*Required task*: Copy the records from the first line through the line containing "text-segment: орли, щото", including both of those lines, without any changes.

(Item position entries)
»»
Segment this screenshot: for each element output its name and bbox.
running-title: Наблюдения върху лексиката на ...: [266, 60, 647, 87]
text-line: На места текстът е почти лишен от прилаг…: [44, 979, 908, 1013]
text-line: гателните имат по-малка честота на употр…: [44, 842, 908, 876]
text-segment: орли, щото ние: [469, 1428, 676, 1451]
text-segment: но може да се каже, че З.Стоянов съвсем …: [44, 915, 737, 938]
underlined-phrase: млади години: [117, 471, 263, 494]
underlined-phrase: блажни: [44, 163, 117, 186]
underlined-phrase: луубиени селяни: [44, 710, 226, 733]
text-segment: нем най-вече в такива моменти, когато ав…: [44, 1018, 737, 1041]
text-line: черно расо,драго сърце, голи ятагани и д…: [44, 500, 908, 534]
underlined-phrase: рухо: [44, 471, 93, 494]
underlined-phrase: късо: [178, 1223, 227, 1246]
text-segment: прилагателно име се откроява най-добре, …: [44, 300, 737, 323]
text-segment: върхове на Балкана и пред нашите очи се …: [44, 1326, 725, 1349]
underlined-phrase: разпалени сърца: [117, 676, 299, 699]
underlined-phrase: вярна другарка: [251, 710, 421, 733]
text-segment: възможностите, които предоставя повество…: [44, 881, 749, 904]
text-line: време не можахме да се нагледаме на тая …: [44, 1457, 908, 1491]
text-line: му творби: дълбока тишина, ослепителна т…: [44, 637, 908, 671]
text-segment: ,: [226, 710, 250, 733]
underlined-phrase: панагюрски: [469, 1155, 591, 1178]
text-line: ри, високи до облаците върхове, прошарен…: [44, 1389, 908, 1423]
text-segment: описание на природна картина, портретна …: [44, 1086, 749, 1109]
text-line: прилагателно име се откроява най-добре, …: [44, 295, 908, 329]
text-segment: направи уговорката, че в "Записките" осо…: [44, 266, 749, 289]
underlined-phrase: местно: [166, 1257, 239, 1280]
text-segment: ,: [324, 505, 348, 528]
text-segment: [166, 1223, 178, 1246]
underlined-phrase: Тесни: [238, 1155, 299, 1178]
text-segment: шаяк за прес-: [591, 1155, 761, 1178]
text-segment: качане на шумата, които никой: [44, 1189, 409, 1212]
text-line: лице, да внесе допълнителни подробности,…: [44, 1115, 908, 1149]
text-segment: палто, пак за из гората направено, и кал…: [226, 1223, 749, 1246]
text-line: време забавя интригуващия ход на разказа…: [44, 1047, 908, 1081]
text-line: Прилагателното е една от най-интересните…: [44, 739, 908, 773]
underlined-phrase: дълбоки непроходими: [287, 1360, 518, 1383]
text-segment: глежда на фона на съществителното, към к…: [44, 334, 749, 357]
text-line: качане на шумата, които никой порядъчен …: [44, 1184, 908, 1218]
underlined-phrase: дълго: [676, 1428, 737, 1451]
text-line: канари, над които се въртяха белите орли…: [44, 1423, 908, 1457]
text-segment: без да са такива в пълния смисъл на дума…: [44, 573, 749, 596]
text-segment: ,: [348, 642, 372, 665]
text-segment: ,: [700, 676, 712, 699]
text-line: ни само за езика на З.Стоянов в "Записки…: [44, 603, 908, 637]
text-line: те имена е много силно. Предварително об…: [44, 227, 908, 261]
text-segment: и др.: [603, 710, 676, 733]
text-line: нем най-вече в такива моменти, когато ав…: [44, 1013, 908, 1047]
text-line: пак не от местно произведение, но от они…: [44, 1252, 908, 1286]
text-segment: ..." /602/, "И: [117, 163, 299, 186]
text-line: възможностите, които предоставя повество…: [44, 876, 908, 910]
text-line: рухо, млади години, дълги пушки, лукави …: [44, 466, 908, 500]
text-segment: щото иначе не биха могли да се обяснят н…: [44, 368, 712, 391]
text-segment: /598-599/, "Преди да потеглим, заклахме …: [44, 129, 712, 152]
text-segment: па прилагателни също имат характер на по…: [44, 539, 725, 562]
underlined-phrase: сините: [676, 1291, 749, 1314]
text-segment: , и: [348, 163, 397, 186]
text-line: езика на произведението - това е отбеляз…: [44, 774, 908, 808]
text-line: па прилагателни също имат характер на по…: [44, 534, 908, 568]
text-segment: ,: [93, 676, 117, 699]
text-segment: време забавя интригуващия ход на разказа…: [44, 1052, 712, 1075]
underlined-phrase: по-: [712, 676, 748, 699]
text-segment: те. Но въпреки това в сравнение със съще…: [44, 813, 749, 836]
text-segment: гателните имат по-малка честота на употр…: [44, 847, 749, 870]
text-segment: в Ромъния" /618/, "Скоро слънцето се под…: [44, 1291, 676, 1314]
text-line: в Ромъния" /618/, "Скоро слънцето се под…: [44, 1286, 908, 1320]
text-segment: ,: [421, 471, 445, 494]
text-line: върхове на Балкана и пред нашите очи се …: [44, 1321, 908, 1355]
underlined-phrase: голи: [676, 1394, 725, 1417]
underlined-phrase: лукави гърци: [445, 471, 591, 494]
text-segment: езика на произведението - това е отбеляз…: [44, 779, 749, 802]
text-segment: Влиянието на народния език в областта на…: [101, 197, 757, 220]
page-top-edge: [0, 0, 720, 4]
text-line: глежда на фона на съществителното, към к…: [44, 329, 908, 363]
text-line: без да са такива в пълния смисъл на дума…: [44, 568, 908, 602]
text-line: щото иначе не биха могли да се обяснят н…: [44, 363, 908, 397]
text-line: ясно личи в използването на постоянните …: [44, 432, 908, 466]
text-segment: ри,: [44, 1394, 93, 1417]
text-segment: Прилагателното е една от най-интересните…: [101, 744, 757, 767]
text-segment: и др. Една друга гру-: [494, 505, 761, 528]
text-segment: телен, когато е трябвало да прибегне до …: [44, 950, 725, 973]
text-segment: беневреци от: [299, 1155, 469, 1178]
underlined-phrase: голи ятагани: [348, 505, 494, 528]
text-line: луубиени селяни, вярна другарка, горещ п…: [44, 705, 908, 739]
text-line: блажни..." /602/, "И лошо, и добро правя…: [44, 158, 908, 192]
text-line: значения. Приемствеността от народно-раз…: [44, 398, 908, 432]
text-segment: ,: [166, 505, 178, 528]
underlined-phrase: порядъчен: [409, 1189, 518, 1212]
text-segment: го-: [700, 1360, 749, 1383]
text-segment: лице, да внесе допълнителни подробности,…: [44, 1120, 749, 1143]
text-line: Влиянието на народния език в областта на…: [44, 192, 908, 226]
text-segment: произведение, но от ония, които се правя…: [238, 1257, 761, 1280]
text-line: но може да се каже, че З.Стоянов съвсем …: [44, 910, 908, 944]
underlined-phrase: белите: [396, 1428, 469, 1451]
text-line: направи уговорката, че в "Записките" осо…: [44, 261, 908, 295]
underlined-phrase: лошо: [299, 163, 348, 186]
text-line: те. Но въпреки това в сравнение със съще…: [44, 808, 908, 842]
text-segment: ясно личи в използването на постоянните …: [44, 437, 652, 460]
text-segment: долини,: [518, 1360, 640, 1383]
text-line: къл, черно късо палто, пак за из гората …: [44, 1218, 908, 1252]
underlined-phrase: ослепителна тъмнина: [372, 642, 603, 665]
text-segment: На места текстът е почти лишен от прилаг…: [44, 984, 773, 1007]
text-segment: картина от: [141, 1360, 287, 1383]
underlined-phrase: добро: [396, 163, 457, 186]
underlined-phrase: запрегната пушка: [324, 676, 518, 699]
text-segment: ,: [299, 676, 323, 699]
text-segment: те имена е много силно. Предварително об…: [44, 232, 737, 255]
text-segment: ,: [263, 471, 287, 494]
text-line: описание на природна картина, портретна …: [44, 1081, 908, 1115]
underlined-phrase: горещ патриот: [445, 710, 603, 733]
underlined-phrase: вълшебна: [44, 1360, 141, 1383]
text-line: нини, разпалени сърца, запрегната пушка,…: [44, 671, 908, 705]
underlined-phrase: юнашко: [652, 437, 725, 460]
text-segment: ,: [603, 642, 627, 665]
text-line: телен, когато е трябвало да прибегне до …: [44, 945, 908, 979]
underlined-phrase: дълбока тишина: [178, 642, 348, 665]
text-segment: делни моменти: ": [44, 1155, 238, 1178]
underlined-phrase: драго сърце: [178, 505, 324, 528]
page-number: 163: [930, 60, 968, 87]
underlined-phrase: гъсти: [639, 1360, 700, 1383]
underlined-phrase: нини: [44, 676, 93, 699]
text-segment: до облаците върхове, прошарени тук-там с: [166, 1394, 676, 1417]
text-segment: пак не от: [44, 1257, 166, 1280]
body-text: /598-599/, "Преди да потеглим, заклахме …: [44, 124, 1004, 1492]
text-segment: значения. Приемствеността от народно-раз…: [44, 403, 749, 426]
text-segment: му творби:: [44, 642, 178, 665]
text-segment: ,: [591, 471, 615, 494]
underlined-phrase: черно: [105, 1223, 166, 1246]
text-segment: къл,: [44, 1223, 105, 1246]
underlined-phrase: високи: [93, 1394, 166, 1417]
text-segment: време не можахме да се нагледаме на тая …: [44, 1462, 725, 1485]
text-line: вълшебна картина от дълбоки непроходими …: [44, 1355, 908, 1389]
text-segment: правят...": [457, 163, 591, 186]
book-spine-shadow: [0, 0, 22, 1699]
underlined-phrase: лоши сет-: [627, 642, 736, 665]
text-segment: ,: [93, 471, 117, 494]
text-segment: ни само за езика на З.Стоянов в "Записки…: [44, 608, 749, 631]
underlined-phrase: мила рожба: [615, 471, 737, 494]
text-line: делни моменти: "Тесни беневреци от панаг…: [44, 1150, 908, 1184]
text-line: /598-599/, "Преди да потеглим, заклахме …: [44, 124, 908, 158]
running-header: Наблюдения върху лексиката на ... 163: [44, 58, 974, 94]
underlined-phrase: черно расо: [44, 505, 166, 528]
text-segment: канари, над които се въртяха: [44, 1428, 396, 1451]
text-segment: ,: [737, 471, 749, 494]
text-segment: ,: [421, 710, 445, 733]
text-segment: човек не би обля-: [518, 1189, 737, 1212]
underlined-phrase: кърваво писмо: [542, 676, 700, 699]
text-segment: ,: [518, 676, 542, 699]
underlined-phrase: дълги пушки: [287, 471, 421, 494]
««
*Exercise result*:
Segment this screenshot: for each element output its name and bbox.
running-title: Наблюдения върху лексиката на ...: [266, 60, 647, 87]
text-line: На места текстът е почти лишен от прилаг…: [44, 979, 908, 1013]
text-line: гателните имат по-малка честота на употр…: [44, 842, 908, 876]
text-segment: орли, щото ние: [469, 1428, 676, 1451]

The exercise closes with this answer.